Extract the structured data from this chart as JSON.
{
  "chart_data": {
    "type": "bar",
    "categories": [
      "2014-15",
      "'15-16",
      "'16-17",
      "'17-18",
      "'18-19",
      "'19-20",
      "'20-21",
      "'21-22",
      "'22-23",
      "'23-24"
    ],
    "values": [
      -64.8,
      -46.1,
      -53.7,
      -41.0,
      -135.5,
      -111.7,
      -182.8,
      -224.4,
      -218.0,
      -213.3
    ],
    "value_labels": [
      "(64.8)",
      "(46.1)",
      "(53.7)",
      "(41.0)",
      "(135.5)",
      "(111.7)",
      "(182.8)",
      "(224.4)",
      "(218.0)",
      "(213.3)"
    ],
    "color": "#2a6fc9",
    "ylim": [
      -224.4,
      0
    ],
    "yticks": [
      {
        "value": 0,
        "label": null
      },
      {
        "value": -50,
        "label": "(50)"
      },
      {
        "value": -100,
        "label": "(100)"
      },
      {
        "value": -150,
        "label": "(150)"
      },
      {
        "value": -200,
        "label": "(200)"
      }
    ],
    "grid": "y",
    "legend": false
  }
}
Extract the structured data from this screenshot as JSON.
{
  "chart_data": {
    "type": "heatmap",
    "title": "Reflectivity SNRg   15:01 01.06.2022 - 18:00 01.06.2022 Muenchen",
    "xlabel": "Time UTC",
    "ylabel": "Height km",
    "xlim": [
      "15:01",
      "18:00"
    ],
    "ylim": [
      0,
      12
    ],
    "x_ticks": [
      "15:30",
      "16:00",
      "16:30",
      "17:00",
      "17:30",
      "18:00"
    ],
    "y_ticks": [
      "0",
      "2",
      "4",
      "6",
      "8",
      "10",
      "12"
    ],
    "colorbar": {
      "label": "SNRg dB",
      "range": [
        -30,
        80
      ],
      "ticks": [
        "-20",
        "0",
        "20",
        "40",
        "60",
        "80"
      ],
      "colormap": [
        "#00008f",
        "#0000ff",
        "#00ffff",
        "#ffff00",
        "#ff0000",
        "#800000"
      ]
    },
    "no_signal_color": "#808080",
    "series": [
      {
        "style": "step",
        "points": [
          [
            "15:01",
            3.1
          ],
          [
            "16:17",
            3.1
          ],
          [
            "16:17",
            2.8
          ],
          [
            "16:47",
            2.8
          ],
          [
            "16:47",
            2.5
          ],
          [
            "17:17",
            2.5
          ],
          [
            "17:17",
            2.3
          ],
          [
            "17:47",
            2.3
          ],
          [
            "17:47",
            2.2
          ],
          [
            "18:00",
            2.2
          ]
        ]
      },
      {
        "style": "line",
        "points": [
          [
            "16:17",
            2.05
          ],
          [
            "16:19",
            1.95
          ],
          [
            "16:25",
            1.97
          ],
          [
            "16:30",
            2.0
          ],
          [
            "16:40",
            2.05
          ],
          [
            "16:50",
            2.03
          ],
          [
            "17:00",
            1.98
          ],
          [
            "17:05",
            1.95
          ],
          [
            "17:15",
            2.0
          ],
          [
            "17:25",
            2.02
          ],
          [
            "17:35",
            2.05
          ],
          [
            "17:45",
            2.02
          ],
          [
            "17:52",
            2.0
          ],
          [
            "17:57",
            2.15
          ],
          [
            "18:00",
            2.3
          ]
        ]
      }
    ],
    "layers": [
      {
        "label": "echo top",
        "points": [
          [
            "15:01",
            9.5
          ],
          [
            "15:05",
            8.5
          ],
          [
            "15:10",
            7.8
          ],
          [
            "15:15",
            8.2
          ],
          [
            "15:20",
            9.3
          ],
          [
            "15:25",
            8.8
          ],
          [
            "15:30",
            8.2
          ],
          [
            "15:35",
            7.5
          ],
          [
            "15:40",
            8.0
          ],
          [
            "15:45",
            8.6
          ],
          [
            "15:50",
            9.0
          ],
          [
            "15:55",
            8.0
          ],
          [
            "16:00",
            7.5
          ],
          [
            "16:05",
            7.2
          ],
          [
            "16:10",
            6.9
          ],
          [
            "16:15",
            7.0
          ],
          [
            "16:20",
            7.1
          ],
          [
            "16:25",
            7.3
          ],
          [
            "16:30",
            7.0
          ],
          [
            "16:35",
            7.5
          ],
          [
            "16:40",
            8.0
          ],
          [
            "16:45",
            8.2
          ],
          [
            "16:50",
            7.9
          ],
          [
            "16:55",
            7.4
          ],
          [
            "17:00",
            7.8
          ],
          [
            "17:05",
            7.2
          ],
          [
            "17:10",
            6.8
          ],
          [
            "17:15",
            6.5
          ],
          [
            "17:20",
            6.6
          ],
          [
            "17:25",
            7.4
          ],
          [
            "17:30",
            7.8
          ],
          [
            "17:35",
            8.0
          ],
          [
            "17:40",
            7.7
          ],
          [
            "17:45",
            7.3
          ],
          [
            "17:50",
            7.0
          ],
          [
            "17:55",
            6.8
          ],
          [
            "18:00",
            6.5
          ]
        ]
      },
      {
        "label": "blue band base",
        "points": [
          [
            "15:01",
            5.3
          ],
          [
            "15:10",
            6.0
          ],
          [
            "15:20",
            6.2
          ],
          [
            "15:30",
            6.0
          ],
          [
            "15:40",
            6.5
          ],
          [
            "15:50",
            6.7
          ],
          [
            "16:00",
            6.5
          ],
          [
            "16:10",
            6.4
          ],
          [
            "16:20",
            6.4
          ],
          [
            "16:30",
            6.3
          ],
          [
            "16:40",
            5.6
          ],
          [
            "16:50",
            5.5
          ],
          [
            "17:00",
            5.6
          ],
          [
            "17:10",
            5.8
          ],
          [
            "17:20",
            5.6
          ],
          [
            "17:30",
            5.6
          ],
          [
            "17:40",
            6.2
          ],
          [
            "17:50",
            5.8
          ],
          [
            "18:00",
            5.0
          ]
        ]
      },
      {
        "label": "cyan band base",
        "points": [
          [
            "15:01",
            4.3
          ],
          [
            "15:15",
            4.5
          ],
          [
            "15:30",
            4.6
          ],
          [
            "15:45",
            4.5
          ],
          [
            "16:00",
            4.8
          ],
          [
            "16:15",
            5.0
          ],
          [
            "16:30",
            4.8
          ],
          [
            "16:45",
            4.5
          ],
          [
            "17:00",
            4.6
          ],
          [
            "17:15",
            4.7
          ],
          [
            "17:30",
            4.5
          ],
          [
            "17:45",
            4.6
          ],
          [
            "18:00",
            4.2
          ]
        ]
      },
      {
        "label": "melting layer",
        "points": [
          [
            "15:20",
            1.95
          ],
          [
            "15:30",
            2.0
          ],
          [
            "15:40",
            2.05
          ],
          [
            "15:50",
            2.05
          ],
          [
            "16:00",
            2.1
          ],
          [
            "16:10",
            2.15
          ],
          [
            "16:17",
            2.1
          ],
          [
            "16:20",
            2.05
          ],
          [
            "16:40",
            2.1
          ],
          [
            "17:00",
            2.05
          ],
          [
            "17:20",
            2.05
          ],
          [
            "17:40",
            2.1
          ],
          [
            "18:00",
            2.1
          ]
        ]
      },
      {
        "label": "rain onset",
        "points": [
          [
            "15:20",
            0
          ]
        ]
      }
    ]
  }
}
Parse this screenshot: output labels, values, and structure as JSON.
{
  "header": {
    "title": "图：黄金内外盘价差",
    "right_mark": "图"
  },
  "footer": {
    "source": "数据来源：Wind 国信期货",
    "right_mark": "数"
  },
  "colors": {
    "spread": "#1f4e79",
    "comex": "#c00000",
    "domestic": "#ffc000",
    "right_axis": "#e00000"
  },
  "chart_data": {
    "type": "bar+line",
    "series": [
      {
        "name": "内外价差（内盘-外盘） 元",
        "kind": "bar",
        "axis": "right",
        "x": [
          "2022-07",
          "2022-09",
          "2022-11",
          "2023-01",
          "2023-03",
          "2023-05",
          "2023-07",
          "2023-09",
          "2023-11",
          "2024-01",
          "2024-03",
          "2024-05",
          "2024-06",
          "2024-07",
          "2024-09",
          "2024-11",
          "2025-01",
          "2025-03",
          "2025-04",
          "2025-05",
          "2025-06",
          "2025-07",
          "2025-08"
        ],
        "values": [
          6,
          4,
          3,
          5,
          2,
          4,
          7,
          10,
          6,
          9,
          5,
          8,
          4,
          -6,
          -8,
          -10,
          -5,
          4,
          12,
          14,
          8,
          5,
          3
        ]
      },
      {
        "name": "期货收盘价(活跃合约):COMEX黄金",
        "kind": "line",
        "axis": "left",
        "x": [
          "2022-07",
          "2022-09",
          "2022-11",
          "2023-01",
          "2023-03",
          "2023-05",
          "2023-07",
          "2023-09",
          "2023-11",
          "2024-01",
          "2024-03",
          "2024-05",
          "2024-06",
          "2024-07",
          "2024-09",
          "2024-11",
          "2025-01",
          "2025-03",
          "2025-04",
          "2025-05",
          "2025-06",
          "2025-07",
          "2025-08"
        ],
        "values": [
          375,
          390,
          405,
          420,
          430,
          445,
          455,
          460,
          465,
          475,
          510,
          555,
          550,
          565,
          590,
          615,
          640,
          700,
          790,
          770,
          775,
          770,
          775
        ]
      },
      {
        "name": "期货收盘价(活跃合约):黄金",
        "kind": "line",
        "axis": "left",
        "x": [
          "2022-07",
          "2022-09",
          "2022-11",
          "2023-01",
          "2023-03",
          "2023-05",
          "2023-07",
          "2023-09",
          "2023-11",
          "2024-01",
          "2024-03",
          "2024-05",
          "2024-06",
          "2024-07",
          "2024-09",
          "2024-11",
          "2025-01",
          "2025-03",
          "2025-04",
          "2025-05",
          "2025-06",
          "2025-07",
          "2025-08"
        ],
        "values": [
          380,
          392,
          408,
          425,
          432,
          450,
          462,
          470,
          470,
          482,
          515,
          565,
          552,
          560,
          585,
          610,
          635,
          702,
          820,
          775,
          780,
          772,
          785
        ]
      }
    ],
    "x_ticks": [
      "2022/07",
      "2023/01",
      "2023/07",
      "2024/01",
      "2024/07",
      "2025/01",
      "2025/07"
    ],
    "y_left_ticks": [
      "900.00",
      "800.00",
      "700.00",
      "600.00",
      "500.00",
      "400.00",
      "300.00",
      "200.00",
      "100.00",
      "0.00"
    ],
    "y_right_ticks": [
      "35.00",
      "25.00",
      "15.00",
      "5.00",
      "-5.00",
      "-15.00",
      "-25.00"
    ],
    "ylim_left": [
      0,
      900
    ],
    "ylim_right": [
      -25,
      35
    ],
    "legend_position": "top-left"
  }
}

..............................

> _The task_
In the entries above, find each line with the word "SNRg" and show it.

> _The output_
    "title": "Reflectivity SNRg   15:01 01.06.2022 - 18:00 01.06.2022 Muenchen",
      "label": "SNRg dB",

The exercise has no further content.